%%

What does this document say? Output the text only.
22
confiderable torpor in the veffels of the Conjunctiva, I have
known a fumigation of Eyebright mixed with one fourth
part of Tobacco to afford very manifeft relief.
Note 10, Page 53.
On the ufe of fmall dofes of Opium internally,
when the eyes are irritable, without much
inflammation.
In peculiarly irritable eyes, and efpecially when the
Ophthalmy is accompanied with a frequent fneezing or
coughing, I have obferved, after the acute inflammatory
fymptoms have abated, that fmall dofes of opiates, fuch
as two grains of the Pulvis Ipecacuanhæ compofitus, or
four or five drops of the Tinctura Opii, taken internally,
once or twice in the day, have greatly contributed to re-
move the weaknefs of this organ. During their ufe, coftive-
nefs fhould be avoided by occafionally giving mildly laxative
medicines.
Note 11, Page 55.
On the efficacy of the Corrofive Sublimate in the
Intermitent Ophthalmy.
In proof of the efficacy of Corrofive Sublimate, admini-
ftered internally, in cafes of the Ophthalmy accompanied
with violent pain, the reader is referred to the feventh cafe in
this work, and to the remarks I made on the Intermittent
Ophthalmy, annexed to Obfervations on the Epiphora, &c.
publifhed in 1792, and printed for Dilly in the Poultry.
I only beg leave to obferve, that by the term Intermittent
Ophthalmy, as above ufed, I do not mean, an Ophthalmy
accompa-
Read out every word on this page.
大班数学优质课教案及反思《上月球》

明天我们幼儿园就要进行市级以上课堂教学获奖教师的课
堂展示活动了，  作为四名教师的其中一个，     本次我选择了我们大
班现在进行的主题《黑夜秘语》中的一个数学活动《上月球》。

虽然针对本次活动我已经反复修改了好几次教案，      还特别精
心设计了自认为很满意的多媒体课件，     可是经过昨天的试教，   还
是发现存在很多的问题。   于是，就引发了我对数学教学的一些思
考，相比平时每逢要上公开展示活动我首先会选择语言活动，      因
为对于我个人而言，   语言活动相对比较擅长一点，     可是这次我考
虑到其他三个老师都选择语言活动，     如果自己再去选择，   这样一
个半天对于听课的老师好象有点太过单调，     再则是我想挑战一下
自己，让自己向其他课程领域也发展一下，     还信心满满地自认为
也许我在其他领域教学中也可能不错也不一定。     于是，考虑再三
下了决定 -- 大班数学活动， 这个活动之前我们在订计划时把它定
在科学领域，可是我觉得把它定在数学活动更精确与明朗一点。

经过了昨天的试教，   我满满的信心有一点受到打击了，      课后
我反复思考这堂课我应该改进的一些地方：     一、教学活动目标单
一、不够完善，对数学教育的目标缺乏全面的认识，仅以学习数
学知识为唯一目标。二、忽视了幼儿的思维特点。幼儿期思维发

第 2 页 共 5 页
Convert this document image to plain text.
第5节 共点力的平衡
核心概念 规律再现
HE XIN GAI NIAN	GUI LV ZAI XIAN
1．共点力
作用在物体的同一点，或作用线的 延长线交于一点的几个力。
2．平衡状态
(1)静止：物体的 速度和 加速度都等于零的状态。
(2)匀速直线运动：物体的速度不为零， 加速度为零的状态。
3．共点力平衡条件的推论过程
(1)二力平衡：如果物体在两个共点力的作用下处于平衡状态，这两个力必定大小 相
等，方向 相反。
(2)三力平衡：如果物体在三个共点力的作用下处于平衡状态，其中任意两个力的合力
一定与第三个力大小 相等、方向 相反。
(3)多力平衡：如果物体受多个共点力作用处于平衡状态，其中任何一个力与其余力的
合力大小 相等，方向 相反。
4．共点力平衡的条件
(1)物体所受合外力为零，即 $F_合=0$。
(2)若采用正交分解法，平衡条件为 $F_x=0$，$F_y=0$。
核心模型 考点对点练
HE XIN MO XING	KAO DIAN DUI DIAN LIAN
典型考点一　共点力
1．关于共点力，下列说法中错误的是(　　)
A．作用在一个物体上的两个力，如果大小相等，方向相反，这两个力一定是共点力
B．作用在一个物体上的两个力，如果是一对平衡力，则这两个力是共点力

%%

> **Goal**:
Give again only the lines starting at the one that contains "Convert this document image to plain text." and running to the end of the data.

> **Task output**:
Convert this document image to plain text.
第5节 共点力的平衡
核心概念 规律再现
HE XIN GAI NIAN	GUI LV ZAI XIAN
1．共点力
作用在物体的同一点，或作用线的 延长线交于一点的几个力。
2．平衡状态
(1)静止：物体的 速度和 加速度都等于零的状态。
(2)匀速直线运动：物体的速度不为零， 加速度为零的状态。
3．共点力平衡条件的推论过程
(1)二力平衡：如果物体在两个共点力的作用下处于平衡状态，这两个力必定大小 相
等，方向 相反。
(2)三力平衡：如果物体在三个共点力的作用下处于平衡状态，其中任意两个力的合力
一定与第三个力大小 相等、方向 相反。
(3)多力平衡：如果物体受多个共点力作用处于平衡状态，其中任何一个力与其余力的
合力大小 相等，方向 相反。
4．共点力平衡的条件
(1)物体所受合外力为零，即 $F_合=0$。
(2)若采用正交分解法，平衡条件为 $F_x=0$，$F_y=0$。
核心模型 考点对点练
HE XIN MO XING	KAO DIAN DUI DIAN LIAN
典型考点一　共点力
1．关于共点力，下列说法中错误的是(　　)
A．作用在一个物体上的两个力，如果大小相等，方向相反，这两个力一定是共点力
B．作用在一个物体上的两个力，如果是一对平衡力，则这两个力是共点力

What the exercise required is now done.